* WHAT IS NEEDED
The answer should be a single number: how many lines of the entries below hold the word "Dert".
** START OF EXTRACTED DATA **
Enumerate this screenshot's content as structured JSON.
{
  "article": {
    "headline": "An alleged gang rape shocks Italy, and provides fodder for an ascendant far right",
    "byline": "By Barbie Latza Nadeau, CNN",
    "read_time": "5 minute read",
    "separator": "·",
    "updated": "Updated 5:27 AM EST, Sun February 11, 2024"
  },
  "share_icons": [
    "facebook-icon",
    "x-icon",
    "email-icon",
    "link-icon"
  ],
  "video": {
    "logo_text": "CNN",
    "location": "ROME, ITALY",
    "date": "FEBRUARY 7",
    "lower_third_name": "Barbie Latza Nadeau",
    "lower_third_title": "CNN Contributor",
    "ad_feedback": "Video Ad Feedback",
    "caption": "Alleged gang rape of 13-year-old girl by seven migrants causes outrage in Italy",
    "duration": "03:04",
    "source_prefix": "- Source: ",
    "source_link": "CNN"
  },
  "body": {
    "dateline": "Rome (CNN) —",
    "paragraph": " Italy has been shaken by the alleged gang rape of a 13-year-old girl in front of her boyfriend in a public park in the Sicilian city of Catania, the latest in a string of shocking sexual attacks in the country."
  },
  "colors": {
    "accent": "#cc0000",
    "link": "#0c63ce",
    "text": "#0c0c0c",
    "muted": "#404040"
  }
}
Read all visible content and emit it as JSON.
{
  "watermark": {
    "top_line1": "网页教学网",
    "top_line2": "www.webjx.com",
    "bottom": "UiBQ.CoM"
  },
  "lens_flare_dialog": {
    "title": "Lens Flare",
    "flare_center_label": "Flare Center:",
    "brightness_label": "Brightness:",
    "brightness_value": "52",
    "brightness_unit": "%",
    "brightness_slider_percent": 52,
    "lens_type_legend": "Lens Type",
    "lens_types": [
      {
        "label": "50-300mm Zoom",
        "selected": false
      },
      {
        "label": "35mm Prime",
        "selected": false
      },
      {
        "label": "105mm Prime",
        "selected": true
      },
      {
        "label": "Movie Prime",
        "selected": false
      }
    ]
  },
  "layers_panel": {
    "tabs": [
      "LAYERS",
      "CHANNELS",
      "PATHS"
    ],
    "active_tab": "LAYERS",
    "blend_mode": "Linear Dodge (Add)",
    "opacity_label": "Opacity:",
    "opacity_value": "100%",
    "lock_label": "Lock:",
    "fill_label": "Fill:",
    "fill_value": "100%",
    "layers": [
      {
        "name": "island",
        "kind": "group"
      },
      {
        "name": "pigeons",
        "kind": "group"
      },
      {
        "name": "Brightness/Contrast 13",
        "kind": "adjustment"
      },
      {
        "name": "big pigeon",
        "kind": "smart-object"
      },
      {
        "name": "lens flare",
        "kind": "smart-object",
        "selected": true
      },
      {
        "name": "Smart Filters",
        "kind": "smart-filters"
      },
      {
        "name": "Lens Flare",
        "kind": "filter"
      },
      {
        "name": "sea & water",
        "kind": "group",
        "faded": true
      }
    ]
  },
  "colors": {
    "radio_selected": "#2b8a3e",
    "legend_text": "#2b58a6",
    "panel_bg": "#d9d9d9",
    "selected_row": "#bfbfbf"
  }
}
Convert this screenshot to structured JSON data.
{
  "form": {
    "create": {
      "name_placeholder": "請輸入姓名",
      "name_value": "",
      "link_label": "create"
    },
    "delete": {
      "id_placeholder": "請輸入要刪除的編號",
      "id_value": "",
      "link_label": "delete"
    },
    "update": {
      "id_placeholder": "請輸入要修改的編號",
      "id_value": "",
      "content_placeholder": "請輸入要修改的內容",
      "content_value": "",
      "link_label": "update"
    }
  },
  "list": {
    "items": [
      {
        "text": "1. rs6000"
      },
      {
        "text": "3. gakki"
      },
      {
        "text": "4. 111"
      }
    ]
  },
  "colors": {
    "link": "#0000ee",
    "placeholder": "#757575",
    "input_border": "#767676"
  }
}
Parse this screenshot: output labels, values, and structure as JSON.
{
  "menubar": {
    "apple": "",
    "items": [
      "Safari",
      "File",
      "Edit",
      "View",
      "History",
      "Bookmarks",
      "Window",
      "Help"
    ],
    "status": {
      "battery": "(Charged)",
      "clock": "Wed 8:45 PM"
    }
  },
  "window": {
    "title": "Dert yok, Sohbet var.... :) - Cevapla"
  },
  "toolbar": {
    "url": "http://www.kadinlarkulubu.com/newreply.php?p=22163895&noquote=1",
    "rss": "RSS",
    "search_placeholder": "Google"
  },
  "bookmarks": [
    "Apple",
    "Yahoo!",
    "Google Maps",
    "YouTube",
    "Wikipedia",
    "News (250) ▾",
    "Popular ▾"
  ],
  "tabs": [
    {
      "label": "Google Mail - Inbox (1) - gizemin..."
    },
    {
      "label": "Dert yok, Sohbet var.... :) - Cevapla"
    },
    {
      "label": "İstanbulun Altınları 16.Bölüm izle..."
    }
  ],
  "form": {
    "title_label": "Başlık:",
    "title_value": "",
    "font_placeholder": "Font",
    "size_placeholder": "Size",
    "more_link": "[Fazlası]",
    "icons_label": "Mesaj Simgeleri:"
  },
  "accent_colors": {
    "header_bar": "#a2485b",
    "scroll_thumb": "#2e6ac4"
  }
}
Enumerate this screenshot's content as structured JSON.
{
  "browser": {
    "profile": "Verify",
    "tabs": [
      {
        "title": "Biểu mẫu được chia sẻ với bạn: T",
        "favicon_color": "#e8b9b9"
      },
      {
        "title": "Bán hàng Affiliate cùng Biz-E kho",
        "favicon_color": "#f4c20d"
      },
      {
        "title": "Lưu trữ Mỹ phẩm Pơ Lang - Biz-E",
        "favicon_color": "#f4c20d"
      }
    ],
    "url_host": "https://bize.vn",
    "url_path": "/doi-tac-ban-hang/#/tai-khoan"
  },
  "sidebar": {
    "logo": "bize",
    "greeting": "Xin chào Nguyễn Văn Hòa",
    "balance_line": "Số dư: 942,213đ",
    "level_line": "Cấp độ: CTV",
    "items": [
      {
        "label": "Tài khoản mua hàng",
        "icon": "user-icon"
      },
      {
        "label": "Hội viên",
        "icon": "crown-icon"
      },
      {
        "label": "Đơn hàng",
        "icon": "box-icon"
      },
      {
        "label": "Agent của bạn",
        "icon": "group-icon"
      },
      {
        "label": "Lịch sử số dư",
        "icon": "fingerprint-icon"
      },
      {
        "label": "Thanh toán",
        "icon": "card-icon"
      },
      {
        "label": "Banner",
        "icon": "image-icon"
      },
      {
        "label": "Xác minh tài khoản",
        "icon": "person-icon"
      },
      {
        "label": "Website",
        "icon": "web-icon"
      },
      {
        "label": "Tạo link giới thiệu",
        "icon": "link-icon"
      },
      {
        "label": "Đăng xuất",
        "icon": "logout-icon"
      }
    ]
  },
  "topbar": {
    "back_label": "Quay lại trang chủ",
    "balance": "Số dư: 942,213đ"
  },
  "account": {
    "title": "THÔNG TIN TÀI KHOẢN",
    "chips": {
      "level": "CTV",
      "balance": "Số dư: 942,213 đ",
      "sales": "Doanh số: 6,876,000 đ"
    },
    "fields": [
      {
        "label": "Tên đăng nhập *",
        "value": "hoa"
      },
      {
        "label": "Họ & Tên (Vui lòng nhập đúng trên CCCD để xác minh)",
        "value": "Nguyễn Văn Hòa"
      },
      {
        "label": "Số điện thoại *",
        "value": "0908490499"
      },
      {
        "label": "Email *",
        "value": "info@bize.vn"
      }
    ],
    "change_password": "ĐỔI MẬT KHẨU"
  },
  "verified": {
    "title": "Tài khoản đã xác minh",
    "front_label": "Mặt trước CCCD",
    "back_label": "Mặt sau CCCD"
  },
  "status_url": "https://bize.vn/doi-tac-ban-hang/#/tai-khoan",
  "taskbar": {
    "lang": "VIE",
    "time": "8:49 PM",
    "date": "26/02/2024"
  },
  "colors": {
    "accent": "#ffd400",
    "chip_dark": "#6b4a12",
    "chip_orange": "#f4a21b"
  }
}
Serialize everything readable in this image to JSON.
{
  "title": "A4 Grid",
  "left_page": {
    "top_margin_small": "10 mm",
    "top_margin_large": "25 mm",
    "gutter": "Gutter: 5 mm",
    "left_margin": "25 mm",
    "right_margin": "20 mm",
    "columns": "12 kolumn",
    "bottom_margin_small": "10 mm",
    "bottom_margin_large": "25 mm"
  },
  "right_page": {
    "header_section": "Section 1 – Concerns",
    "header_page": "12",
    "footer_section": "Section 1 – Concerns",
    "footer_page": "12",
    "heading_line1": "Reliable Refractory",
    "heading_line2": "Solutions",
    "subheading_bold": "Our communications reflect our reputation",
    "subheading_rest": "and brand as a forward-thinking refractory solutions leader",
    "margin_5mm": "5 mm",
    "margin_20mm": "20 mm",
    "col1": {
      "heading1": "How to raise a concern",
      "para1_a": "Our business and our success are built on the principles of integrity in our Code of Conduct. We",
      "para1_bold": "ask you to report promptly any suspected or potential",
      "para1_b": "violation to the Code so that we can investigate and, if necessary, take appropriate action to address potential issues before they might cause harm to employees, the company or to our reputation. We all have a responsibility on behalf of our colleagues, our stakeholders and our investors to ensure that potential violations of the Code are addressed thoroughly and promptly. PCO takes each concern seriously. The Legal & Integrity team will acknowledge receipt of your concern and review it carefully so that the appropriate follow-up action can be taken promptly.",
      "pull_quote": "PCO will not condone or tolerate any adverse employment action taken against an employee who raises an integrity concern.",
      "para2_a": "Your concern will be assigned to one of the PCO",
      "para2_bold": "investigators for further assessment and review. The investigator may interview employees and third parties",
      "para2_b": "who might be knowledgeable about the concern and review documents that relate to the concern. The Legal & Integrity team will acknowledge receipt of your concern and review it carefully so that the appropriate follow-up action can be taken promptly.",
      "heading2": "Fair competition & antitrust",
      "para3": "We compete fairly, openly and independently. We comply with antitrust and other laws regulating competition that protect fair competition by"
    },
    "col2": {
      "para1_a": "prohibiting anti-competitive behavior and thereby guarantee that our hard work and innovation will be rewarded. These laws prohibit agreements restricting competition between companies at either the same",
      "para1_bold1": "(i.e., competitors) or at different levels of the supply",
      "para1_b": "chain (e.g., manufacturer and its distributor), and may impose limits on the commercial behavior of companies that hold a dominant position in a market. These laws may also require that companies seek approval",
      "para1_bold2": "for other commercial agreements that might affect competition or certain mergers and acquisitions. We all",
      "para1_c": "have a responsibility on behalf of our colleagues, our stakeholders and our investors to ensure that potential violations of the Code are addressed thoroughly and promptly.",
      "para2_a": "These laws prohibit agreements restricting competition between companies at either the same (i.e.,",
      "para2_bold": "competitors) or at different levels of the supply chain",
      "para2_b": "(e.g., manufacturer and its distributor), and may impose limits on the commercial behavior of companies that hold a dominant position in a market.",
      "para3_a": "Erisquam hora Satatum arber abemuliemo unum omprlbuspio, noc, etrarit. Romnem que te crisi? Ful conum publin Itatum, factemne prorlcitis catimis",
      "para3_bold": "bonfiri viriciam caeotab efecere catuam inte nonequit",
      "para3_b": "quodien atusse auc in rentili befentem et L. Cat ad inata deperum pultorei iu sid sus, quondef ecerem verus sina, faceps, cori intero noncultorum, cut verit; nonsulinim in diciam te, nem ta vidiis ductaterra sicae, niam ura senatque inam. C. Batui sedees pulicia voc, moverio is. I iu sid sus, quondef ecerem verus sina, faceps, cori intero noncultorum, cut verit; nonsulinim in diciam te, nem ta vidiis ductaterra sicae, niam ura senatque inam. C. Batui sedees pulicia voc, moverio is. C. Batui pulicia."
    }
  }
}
** END OF EXTRACTED DATA **
* TASK OUTPUT
2